# [OBJECTIVE]
Everything in the listing except the pictures should be written out exactly.
## Start DATA ROWS
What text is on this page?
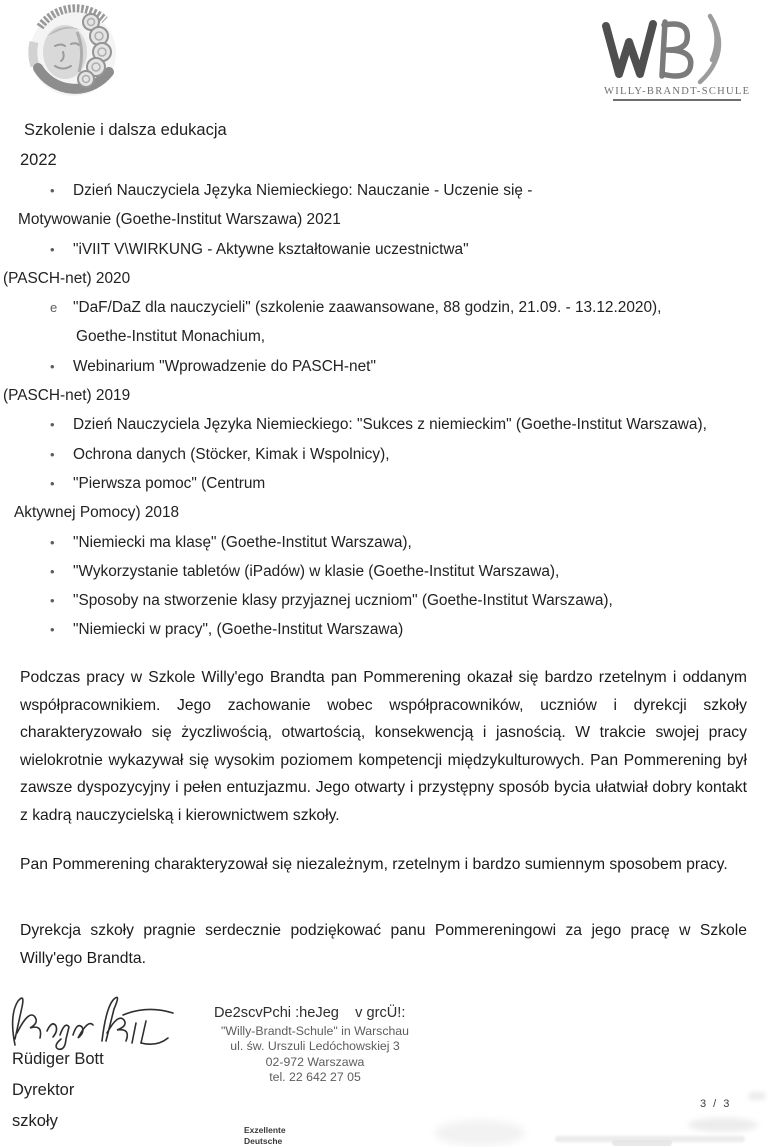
WILLY-BRANDT-SCHULE
Szkolenie i dalsza edukacja
2022
• Dzień Nauczyciela Języka Niemieckiego: Nauczanie - Uczenie się -
Motywowanie (Goethe-Institut Warszawa) 2021
• "iVIIT V\WIRKUNG - Aktywne kształtowanie uczestnictwa"
(PASCH-net) 2020
e "DaF/DaZ dla nauczycieli" (szkolenie zaawansowane, 88 godzin, 21.09. - 13.12.2020),
Goethe-Institut Monachium,
• Webinarium "Wprowadzenie do PASCH-net"
(PASCH-net) 2019
• Dzień Nauczyciela Języka Niemieckiego: "Sukces z niemieckim" (Goethe-Institut Warszawa),
• Ochrona danych (Stöcker, Kimak i Wspolnicy),
• "Pierwsza pomoc" (Centrum
Aktywnej Pomocy) 2018
• "Niemiecki ma klasę" (Goethe-Institut Warszawa),
• "Wykorzystanie tabletów (iPadów) w klasie (Goethe-Institut Warszawa),
• "Sposoby na stworzenie klasy przyjaznej uczniom" (Goethe-Institut Warszawa),
• "Niemiecki w pracy", (Goethe-Institut Warszawa)
Podczas pracy w Szkole Willy'ego Brandta pan Pommerening okazał się bardzo rzetelnym i oddanym współpracownikiem. Jego zachowanie wobec współpracowników, uczniów i dyrekcji szkoły charakteryzowało się życzliwością, otwartością, konsekwencją i jasnością. W trakcie swojej pracy wielokrotnie wykazywał się wysokim poziomem kompetencji międzykulturowych. Pan Pommerening był zawsze dyspozycyjny i pełen entuzjazmu. Jego otwarty i przystępny sposób bycia ułatwiał dobry kontakt z kadrą nauczycielską i kierownictwem szkoły.
Pan Pommerening charakteryzował się niezależnym, rzetelnym i bardzo sumiennym sposobem pracy.
Dyrekcja szkoły pragnie serdecznie podziękować panu Pommereningowi za jego pracę w Szkole Willy'ego Brandta.
Rüdiger Bott
Dyrektor
szkoły
De2scvPchi :heJeg    v grcÜ!:
"Willy-Brandt-Schule" in Warschau
ul. św. Urszuli Ledóchowskiej 3
02-972 Warszawa
tel. 22 642 27 05
3 / 3
Exzellente
Deutsche
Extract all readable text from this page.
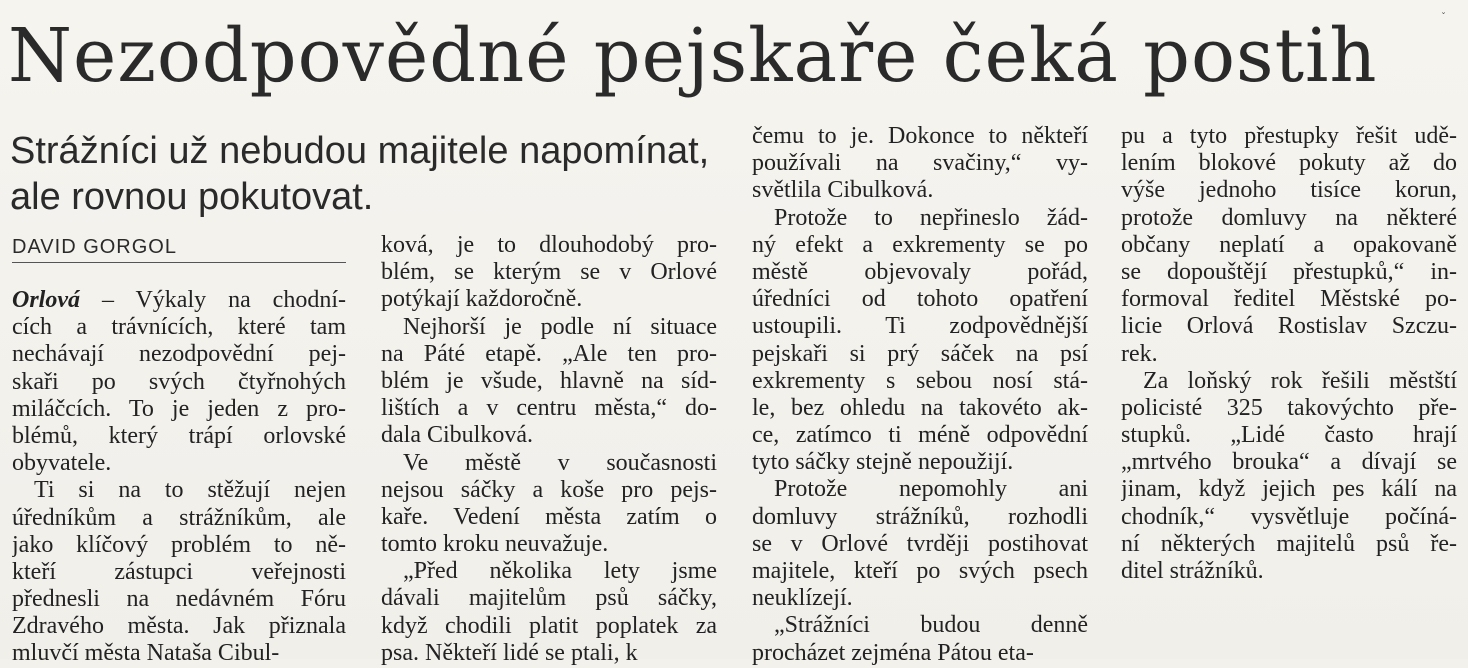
ˇ
Nezodpovědné pejskaře čeká postih
Strážníci už nebudou majitele napomínat,
ale rovnou pokutovat.
DAVID GORGOL
Orlová – Výkaly na chodní-
cích a trávnících, které tam
nechávají nezodpovědní pej-
skaři po svých čtyřnohých
miláčcích. To je jeden z pro-
blémů, který trápí orlovské
obyvatele.
Ti si na to stěžují nejen
úředníkům a strážníkům, ale
jako klíčový problém to ně-
kteří zástupci veřejnosti
přednesli na nedávném Fóru
Zdravého města. Jak přiznala
mluvčí města Nataša Cibul-
ková, je to dlouhodobý pro-
blém, se kterým se v Orlové
potýkají každoročně.
Nejhorší je podle ní situace
na Páté etapě. „Ale ten pro-
blém je všude, hlavně na síd-
lištích a v centru města,“ do-
dala Cibulková.
Ve městě v současnosti
nejsou sáčky a koše pro pejs-
kaře. Vedení města zatím o
tomto kroku neuvažuje.
„Před několika lety jsme
dávali majitelům psů sáčky,
když chodili platit poplatek za
psa. Někteří lidé se ptali, k
čemu to je. Dokonce to někteří
používali na svačiny,“ vy-
světlila Cibulková.
Protože to nepřineslo žád-
ný efekt a exkrementy se po
městě objevovaly pořád,
úředníci od tohoto opatření
ustoupili. Ti zodpovědnější
pejskaři si prý sáček na psí
exkrementy s sebou nosí stá-
le, bez ohledu na takovéto ak-
ce, zatímco ti méně odpovědní
tyto sáčky stejně nepoužijí.
Protože nepomohly ani
domluvy strážníků, rozhodli
se v Orlové tvrději postihovat
majitele, kteří po svých psech
neuklízejí.
„Strážníci budou denně
procházet zejména Pátou eta-
pu a tyto přestupky řešit udě-
lením blokové pokuty až do
výše jednoho tisíce korun,
protože domluvy na některé
občany neplatí a opakovaně
se dopouštějí přestupků,“ in-
formoval ředitel Městské po-
licie Orlová Rostislav Szczu-
rek.
Za loňský rok řešili městští
policisté 325 takovýchto pře-
stupků. „Lidé často hrají
„mrtvého brouka“ a dívají se
jinam, když jejich pes kálí na
chodník,“ vysvětluje počíná-
ní některých majitelů psů ře-
ditel strážníků.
## End DATA ROWS
# [COMPLETE OUTPUT]
What text is on this page?
WILLY-BRANDT-SCHULE
Szkolenie i dalsza edukacja
2022
• Dzień Nauczyciela Języka Niemieckiego: Nauczanie - Uczenie się -
Motywowanie (Goethe-Institut Warszawa) 2021
• "iVIIT V\WIRKUNG - Aktywne kształtowanie uczestnictwa"
(PASCH-net) 2020
e "DaF/DaZ dla nauczycieli" (szkolenie zaawansowane, 88 godzin, 21.09. - 13.12.2020),
Goethe-Institut Monachium,
• Webinarium "Wprowadzenie do PASCH-net"
(PASCH-net) 2019
• Dzień Nauczyciela Języka Niemieckiego: "Sukces z niemieckim" (Goethe-Institut Warszawa),
• Ochrona danych (Stöcker, Kimak i Wspolnicy),
• "Pierwsza pomoc" (Centrum
Aktywnej Pomocy) 2018
• "Niemiecki ma klasę" (Goethe-Institut Warszawa),
• "Wykorzystanie tabletów (iPadów) w klasie (Goethe-Institut Warszawa),
• "Sposoby na stworzenie klasy przyjaznej uczniom" (Goethe-Institut Warszawa),
• "Niemiecki w pracy", (Goethe-Institut Warszawa)
Podczas pracy w Szkole Willy'ego Brandta pan Pommerening okazał się bardzo rzetelnym i oddanym współpracownikiem. Jego zachowanie wobec współpracowników, uczniów i dyrekcji szkoły charakteryzowało się życzliwością, otwartością, konsekwencją i jasnością. W trakcie swojej pracy wielokrotnie wykazywał się wysokim poziomem kompetencji międzykulturowych. Pan Pommerening był zawsze dyspozycyjny i pełen entuzjazmu. Jego otwarty i przystępny sposób bycia ułatwiał dobry kontakt z kadrą nauczycielską i kierownictwem szkoły.
Pan Pommerening charakteryzował się niezależnym, rzetelnym i bardzo sumiennym sposobem pracy.
Dyrekcja szkoły pragnie serdecznie podziękować panu Pommereningowi za jego pracę w Szkole Willy'ego Brandta.
Rüdiger Bott
Dyrektor
szkoły
De2scvPchi :heJeg    v grcÜ!:
"Willy-Brandt-Schule" in Warschau
ul. św. Urszuli Ledóchowskiej 3
02-972 Warszawa
tel. 22 642 27 05
3 / 3
Exzellente
Deutsche
Extract all readable text from this page.
ˇ
Nezodpovědné pejskaře čeká postih
Strážníci už nebudou majitele napomínat,
ale rovnou pokutovat.
DAVID GORGOL
Orlová – Výkaly na chodní-
cích a trávnících, které tam
nechávají nezodpovědní pej-
skaři po svých čtyřnohých
miláčcích. To je jeden z pro-
blémů, který trápí orlovské
obyvatele.
Ti si na to stěžují nejen
úředníkům a strážníkům, ale
jako klíčový problém to ně-
kteří zástupci veřejnosti
přednesli na nedávném Fóru
Zdravého města. Jak přiznala
mluvčí města Nataša Cibul-
ková, je to dlouhodobý pro-
blém, se kterým se v Orlové
potýkají každoročně.
Nejhorší je podle ní situace
na Páté etapě. „Ale ten pro-
blém je všude, hlavně na síd-
lištích a v centru města,“ do-
dala Cibulková.
Ve městě v současnosti
nejsou sáčky a koše pro pejs-
kaře. Vedení města zatím o
tomto kroku neuvažuje.
„Před několika lety jsme
dávali majitelům psů sáčky,
když chodili platit poplatek za
psa. Někteří lidé se ptali, k
čemu to je. Dokonce to někteří
používali na svačiny,“ vy-
světlila Cibulková.
Protože to nepřineslo žád-
ný efekt a exkrementy se po
městě objevovaly pořád,
úředníci od tohoto opatření
ustoupili. Ti zodpovědnější
pejskaři si prý sáček na psí
exkrementy s sebou nosí stá-
le, bez ohledu na takovéto ak-
ce, zatímco ti méně odpovědní
tyto sáčky stejně nepoužijí.
Protože nepomohly ani
domluvy strážníků, rozhodli
se v Orlové tvrději postihovat
majitele, kteří po svých psech
neuklízejí.
„Strážníci budou denně
procházet zejména Pátou eta-
pu a tyto přestupky řešit udě-
lením blokové pokuty až do
výše jednoho tisíce korun,
protože domluvy na některé
občany neplatí a opakovaně
se dopouštějí přestupků,“ in-
formoval ředitel Městské po-
licie Orlová Rostislav Szczu-
rek.
Za loňský rok řešili městští
policisté 325 takovýchto pře-
stupků. „Lidé často hrají
„mrtvého brouka“ a dívají se
jinam, když jejich pes kálí na
chodník,“ vysvětluje počíná-
ní některých majitelů psů ře-
ditel strážníků.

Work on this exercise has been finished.